**WRITTEN REQUEST**
Give the number of lines in the data that contain "kaya", and nothing more.

**RECORDED INFORMATION**
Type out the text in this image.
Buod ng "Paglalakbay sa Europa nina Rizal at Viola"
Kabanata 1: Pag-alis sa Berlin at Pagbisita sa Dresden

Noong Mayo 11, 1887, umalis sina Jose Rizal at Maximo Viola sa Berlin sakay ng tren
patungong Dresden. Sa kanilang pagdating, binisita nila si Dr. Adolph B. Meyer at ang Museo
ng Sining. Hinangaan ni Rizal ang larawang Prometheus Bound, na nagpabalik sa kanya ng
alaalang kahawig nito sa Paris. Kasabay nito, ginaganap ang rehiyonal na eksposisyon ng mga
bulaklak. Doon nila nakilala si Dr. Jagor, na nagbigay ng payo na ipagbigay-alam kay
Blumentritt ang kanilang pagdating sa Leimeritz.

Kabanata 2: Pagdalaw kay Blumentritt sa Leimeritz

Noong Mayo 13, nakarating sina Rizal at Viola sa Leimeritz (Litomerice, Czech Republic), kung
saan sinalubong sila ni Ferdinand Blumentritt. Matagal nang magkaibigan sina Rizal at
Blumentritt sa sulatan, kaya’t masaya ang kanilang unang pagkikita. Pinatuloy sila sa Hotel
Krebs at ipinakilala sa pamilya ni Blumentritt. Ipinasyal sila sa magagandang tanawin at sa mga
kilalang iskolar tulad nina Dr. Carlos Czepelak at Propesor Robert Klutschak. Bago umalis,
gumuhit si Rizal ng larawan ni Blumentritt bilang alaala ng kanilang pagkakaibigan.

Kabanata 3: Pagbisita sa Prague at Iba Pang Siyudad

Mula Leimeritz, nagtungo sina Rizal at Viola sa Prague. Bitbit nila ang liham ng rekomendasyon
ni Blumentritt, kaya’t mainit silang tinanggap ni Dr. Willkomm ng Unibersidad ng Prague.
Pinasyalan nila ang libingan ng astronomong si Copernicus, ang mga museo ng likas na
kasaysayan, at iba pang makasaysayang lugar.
==
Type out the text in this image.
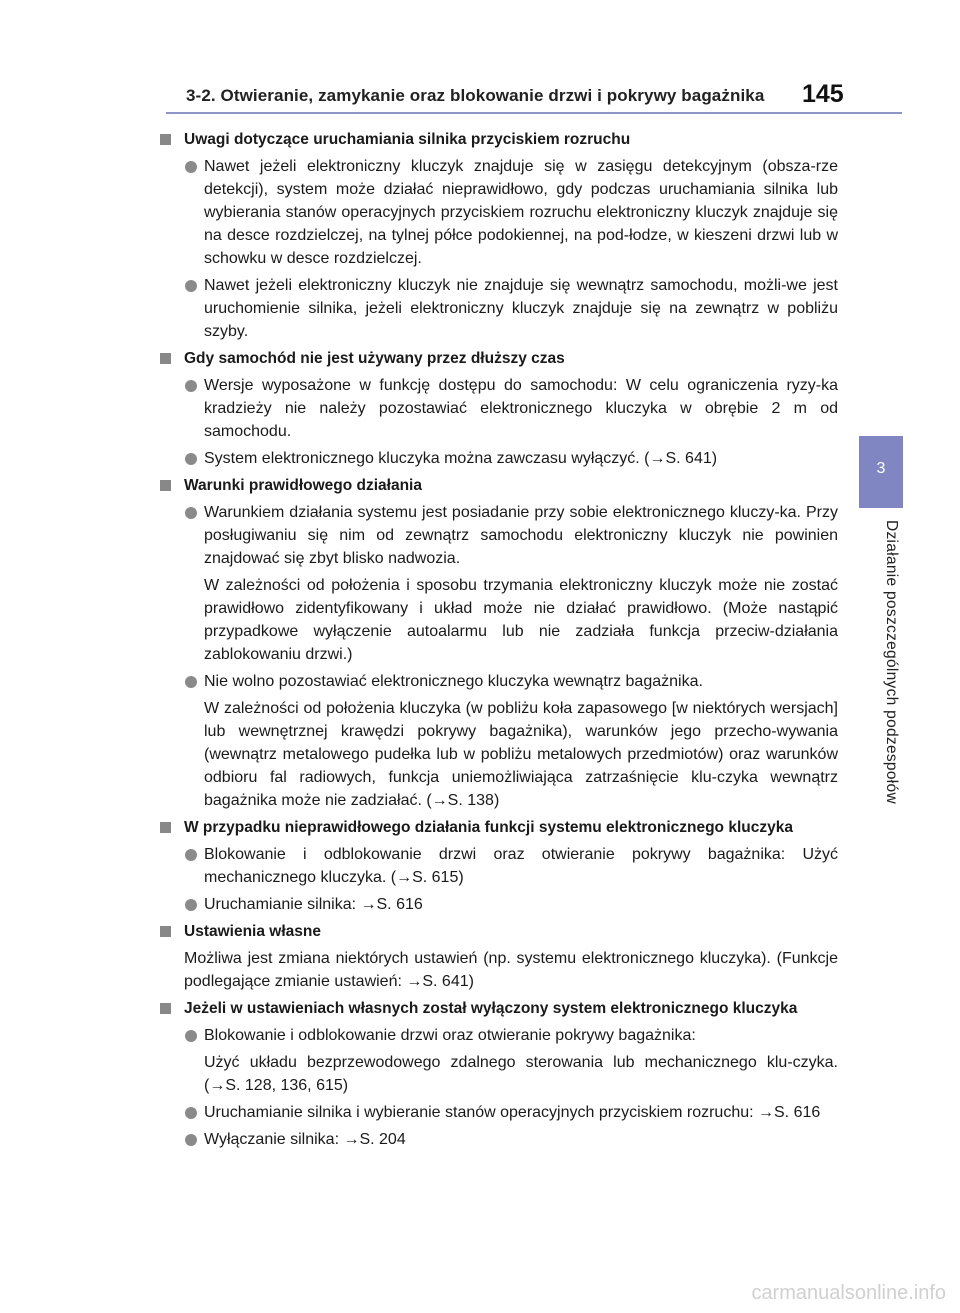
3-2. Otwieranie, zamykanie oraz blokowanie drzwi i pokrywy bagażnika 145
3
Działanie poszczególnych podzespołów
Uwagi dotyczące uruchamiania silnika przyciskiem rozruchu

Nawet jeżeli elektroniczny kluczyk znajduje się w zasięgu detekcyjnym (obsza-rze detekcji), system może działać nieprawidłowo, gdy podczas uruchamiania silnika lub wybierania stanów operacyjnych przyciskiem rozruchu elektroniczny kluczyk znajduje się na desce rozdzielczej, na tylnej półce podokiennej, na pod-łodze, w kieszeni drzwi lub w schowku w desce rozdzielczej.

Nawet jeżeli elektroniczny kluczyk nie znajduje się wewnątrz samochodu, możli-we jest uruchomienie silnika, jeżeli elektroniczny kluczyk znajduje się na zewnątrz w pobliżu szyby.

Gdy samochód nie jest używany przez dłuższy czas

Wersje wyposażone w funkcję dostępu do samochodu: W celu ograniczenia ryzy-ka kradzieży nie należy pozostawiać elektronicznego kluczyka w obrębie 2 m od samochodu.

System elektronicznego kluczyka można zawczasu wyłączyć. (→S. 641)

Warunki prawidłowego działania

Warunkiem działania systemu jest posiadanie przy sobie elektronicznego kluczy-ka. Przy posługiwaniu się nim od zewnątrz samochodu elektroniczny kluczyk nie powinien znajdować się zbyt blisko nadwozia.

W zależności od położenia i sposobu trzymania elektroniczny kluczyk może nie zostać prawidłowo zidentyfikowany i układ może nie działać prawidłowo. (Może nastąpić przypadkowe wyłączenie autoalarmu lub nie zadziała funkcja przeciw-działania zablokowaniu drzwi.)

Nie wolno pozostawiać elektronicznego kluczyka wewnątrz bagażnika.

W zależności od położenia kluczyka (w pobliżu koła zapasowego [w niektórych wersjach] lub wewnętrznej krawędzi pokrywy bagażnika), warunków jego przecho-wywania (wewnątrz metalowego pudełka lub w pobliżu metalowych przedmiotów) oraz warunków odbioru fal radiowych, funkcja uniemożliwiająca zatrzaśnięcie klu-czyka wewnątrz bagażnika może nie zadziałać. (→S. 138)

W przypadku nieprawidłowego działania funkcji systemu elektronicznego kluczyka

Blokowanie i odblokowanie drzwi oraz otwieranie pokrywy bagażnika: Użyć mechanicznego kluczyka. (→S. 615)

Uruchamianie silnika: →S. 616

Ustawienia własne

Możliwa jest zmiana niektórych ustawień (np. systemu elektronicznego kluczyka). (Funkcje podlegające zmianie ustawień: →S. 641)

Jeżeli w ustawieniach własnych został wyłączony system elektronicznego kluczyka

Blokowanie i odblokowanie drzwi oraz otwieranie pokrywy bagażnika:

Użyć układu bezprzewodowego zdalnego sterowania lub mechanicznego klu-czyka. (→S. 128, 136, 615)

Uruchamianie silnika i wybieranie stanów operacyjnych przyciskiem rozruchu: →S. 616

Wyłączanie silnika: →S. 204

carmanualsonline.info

**RESULT**
2